> WHAT THE TASK REQUIRES
Of the lines listed below, how many contain the string "plain"? Answer with the number alone.
** start of INPUT FOR THIS TASK **
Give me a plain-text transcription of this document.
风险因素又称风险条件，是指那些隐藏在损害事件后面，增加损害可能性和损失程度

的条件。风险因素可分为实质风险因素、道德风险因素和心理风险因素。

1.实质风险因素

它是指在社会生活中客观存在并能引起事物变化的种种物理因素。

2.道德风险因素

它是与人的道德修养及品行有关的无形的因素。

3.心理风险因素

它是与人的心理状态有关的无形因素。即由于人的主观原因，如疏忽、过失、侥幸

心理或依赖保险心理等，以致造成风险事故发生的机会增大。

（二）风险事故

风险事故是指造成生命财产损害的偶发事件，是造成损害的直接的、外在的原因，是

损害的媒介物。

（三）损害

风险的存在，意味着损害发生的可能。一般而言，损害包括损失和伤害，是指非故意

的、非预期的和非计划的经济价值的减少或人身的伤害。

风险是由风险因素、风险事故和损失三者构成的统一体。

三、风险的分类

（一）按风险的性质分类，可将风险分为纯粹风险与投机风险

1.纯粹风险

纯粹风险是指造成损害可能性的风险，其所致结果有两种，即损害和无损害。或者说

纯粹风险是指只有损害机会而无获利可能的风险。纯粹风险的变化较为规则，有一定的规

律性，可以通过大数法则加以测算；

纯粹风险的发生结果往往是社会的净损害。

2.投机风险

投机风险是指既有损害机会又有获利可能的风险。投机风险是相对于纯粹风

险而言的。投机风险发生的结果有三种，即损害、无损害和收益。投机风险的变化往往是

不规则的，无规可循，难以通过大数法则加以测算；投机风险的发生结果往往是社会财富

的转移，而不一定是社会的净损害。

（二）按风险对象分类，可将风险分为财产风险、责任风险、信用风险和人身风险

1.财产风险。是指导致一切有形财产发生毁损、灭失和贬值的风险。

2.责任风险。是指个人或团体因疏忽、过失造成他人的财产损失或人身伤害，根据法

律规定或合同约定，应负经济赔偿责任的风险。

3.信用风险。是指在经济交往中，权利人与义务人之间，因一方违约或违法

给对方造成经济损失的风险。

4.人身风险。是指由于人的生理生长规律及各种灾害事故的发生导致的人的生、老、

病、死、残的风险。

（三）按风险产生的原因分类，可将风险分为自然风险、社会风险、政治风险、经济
** end of INPUT FOR THIS TASK **
** start of INPUT FOR THIS TASK **
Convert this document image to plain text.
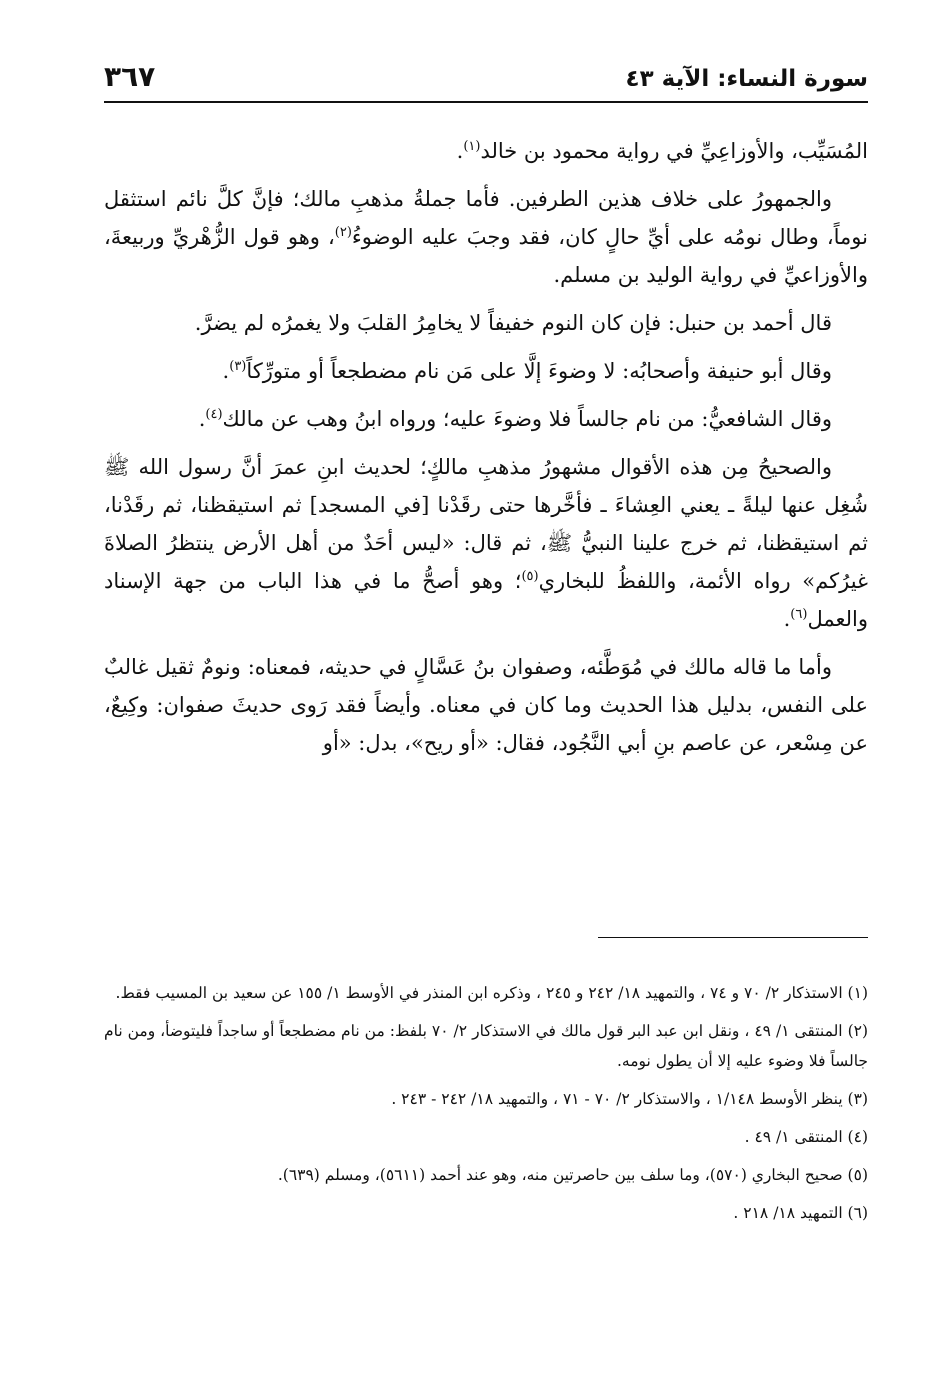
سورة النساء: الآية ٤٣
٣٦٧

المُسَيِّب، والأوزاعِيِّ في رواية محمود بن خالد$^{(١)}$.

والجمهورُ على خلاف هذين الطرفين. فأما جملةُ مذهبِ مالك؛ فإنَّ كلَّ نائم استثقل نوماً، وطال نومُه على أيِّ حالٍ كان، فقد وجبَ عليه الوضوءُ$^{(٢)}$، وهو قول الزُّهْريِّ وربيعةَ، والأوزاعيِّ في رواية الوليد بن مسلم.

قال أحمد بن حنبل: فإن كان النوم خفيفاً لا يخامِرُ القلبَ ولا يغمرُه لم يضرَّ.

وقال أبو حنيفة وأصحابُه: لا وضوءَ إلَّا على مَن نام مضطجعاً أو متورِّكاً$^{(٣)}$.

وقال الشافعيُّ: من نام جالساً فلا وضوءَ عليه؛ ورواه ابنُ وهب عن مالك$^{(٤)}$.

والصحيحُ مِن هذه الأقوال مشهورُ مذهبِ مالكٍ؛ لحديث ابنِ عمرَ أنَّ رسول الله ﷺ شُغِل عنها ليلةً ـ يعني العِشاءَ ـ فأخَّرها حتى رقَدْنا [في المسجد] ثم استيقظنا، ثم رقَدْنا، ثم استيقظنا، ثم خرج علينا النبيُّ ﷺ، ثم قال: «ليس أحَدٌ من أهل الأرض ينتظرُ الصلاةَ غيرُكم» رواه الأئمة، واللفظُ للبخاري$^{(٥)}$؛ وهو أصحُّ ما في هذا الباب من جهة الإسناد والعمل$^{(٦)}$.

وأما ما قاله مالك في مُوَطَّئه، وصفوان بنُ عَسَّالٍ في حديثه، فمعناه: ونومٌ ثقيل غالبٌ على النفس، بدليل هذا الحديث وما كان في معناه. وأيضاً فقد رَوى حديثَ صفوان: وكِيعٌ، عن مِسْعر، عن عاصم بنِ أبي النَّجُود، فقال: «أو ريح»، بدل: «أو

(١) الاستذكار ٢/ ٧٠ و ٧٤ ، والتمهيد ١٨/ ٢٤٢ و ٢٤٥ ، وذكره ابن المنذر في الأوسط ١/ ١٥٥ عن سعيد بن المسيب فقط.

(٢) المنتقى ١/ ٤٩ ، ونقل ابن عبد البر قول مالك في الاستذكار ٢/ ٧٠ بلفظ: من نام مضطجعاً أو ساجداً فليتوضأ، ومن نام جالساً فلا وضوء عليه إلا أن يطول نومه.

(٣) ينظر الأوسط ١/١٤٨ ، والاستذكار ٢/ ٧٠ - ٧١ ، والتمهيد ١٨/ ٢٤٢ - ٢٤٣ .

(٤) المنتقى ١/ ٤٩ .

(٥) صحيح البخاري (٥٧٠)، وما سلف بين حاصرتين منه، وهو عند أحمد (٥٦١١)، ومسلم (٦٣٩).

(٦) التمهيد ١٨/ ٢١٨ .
** end of INPUT FOR THIS TASK **
** start of INPUT FOR THIS TASK **
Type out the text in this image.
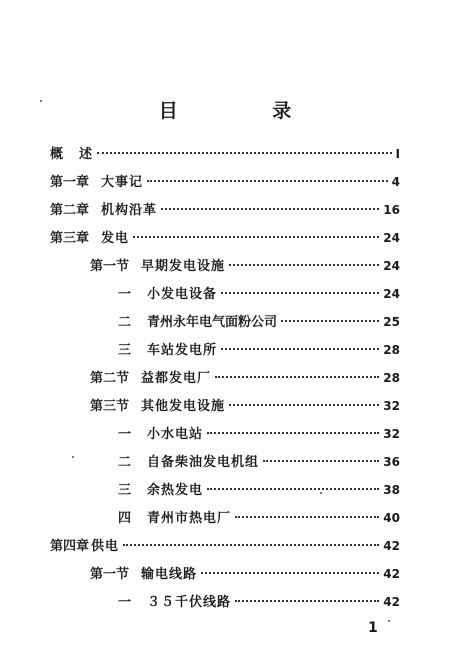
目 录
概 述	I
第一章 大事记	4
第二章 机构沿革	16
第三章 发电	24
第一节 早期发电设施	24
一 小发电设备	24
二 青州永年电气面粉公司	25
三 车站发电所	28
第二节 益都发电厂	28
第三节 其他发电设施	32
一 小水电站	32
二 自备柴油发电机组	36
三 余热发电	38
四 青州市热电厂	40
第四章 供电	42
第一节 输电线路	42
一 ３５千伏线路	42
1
** end of INPUT FOR THIS TASK **
> THE COMPLETED TASK
2